- Exercise data
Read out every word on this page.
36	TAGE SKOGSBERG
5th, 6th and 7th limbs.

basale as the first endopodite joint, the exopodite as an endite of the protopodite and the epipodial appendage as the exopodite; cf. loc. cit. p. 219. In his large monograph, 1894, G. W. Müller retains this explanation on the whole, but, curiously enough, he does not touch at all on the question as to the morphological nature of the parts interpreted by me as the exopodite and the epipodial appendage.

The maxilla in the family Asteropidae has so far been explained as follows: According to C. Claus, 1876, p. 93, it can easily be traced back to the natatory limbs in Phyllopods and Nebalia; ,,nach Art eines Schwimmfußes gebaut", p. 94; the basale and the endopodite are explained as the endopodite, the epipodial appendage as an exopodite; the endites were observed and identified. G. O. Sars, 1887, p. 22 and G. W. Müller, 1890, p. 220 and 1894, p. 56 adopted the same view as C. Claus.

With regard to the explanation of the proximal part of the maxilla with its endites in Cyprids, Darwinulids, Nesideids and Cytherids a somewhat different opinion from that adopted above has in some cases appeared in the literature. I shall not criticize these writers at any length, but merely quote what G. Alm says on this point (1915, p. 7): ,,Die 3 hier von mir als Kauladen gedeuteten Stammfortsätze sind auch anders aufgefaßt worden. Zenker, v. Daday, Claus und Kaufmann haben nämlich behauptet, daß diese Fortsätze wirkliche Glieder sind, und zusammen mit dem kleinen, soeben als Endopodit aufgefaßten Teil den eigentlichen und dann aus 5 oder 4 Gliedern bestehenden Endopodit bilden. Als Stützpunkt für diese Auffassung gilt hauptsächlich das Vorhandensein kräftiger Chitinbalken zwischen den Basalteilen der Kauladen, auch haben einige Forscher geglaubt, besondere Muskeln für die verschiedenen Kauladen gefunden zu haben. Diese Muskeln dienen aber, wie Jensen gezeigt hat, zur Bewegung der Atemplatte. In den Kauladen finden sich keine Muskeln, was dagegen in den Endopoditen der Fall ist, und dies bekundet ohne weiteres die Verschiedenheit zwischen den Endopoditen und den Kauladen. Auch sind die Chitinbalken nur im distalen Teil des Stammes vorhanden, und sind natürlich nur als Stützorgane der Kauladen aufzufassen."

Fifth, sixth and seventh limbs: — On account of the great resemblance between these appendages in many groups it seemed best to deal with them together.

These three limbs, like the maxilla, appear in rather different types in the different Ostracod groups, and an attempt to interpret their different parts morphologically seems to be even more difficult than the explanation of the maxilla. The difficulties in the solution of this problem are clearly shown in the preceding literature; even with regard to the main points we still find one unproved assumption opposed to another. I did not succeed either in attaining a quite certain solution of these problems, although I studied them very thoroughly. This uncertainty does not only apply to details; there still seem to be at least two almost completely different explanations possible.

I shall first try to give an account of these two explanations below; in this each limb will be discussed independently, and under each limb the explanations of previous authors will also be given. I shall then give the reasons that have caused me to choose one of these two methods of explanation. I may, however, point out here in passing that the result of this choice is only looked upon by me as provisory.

- What to produce
Scan the records above for the string "exopodite", then select every line that holds it.

- Problem solution
basale as the first endopodite joint, the exopodite as an endite of the protopodite and the epipodial appendage as the exopodite; cf. loc. cit. p. 219. In his large monograph, 1894, G. W. Müller retains this explanation on the whole, but, curiously enough, he does not touch at all on the question as to the morphological nature of the parts interpreted by me as the exopodite and the epipodial appendage.
The maxilla in the family Asteropidae has so far been explained as follows: According to C. Claus, 1876, p. 93, it can easily be traced back to the natatory limbs in Phyllopods and Nebalia; ,,nach Art eines Schwimmfußes gebaut", p. 94; the basale and the endopodite are explained as the endopodite, the epipodial appendage as an exopodite; the endites were observed and identified. G. O. Sars, 1887, p. 22 and G. W. Müller, 1890, p. 220 and 1894, p. 56 adopted the same view as C. Claus.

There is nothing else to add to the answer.